### Goal
Every record below is to be retyped exactly.

Dataset records:
BEGIN

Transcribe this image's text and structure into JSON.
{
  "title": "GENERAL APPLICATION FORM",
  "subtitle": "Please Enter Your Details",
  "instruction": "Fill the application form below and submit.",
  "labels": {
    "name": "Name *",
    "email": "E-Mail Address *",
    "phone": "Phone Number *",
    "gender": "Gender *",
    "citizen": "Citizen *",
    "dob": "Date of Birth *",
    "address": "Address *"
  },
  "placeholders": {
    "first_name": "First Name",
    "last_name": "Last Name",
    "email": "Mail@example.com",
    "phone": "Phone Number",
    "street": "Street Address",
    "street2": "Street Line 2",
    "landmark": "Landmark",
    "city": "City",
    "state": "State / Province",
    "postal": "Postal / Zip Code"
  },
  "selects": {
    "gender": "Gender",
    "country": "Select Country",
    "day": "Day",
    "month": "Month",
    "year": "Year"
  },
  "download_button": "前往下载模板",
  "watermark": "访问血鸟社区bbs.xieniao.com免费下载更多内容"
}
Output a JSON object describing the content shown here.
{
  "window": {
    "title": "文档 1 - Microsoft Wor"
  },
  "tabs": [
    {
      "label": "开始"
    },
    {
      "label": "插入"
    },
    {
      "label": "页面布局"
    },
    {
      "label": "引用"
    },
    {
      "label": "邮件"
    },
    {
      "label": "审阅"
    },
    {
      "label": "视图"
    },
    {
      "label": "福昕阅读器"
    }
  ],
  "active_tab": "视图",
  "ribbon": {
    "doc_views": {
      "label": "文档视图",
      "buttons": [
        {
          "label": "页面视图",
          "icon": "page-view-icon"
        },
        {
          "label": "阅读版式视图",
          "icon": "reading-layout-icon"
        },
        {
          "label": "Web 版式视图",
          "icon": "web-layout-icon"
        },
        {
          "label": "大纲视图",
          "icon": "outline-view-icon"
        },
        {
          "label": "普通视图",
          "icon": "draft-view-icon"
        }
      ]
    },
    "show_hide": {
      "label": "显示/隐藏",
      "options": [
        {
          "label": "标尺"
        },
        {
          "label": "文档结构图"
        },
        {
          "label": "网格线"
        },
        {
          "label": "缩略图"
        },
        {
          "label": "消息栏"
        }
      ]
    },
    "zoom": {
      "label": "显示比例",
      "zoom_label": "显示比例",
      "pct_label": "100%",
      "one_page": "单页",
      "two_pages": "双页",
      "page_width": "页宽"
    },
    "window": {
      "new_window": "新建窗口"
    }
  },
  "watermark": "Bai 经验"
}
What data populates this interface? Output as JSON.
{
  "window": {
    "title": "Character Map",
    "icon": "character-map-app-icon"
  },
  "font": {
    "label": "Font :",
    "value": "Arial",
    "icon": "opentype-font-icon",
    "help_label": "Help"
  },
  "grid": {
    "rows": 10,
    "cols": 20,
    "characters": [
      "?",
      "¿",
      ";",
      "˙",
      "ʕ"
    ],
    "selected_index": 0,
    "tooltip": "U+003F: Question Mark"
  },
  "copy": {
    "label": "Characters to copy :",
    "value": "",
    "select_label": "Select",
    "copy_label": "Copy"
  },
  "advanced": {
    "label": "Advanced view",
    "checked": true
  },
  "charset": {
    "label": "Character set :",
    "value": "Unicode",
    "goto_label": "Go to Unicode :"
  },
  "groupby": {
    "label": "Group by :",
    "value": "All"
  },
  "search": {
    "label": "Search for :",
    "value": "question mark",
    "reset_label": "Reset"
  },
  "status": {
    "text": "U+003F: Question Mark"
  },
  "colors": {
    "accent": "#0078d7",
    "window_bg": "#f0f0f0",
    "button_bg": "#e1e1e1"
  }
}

END

### Result
Transcribe this image's text and structure into JSON.
{
  "title": "GENERAL APPLICATION FORM",
  "subtitle": "Please Enter Your Details",
  "instruction": "Fill the application form below and submit.",
  "labels": {
    "name": "Name *",
    "email": "E-Mail Address *",
    "phone": "Phone Number *",
    "gender": "Gender *",
    "citizen": "Citizen *",
    "dob": "Date of Birth *",
    "address": "Address *"
  },
  "placeholders": {
    "first_name": "First Name",
    "last_name": "Last Name",
    "email": "Mail@example.com",
    "phone": "Phone Number",
    "street": "Street Address",
    "street2": "Street Line 2",
    "landmark": "Landmark",
    "city": "City",
    "state": "State / Province",
    "postal": "Postal / Zip Code"
  },
  "selects": {
    "gender": "Gender",
    "country": "Select Country",
    "day": "Day",
    "month": "Month",
    "year": "Year"
  },
  "download_button": "前往下载模板",
  "watermark": "访问血鸟社区bbs.xieniao.com免费下载更多内容"
}
Output a JSON object describing the content shown here.
{
  "window": {
    "title": "文档 1 - Microsoft Wor"
  },
  "tabs": [
    {
      "label": "开始"
    },
    {
      "label": "插入"
    },
    {
      "label": "页面布局"
    },
    {
      "label": "引用"
    },
    {
      "label": "邮件"
    },
    {
      "label": "审阅"
    },
    {
      "label": "视图"
    },
    {
      "label": "福昕阅读器"
    }
  ],
  "active_tab": "视图",
  "ribbon": {
    "doc_views": {
      "label": "文档视图",
      "buttons": [
        {
          "label": "页面视图",
          "icon": "page-view-icon"
        },
        {
          "label": "阅读版式视图",
          "icon": "reading-layout-icon"
        },
        {
          "label": "Web 版式视图",
          "icon": "web-layout-icon"
        },
        {
          "label": "大纲视图",
          "icon": "outline-view-icon"
        },
        {
          "label": "普通视图",
          "icon": "draft-view-icon"
        }
      ]
    },
    "show_hide": {
      "label": "显示/隐藏",
      "options": [
        {
          "label": "标尺"
        },
        {
          "label": "文档结构图"
        },
        {
          "label": "网格线"
        },
        {
          "label": "缩略图"
        },
        {
          "label": "消息栏"
        }
      ]
    },
    "zoom": {
      "label": "显示比例",
      "zoom_label": "显示比例",
      "pct_label": "100%",
      "one_page": "单页",
      "two_pages": "双页",
      "page_width": "页宽"
    },
    "window": {
      "new_window": "新建窗口"
    }
  },
  "watermark": "Bai 经验"
}
What data populates this interface? Output as JSON.
{
  "window": {
    "title": "Character Map",
    "icon": "character-map-app-icon"
  },
  "font": {
    "label": "Font :",
    "value": "Arial",
    "icon": "opentype-font-icon",
    "help_label": "Help"
  },
  "grid": {
    "rows": 10,
    "cols": 20,
    "characters": [
      "?",
      "¿",
      ";",
      "˙",
      "ʕ"
    ],
    "selected_index": 0,
    "tooltip": "U+003F: Question Mark"
  },
  "copy": {
    "label": "Characters to copy :",
    "value": "",
    "select_label": "Select",
    "copy_label": "Copy"
  },
  "advanced": {
    "label": "Advanced view",
    "checked": true
  },
  "charset": {
    "label": "Character set :",
    "value": "Unicode",
    "goto_label": "Go to Unicode :"
  },
  "groupby": {
    "label": "Group by :",
    "value": "All"
  },
  "search": {
    "label": "Search for :",
    "value": "question mark",
    "reset_label": "Reset"
  },
  "status": {
    "text": "U+003F: Question Mark"
  },
  "colors": {
    "accent": "#0078d7",
    "window_bg": "#f0f0f0",
    "button_bg": "#e1e1e1"
  }
}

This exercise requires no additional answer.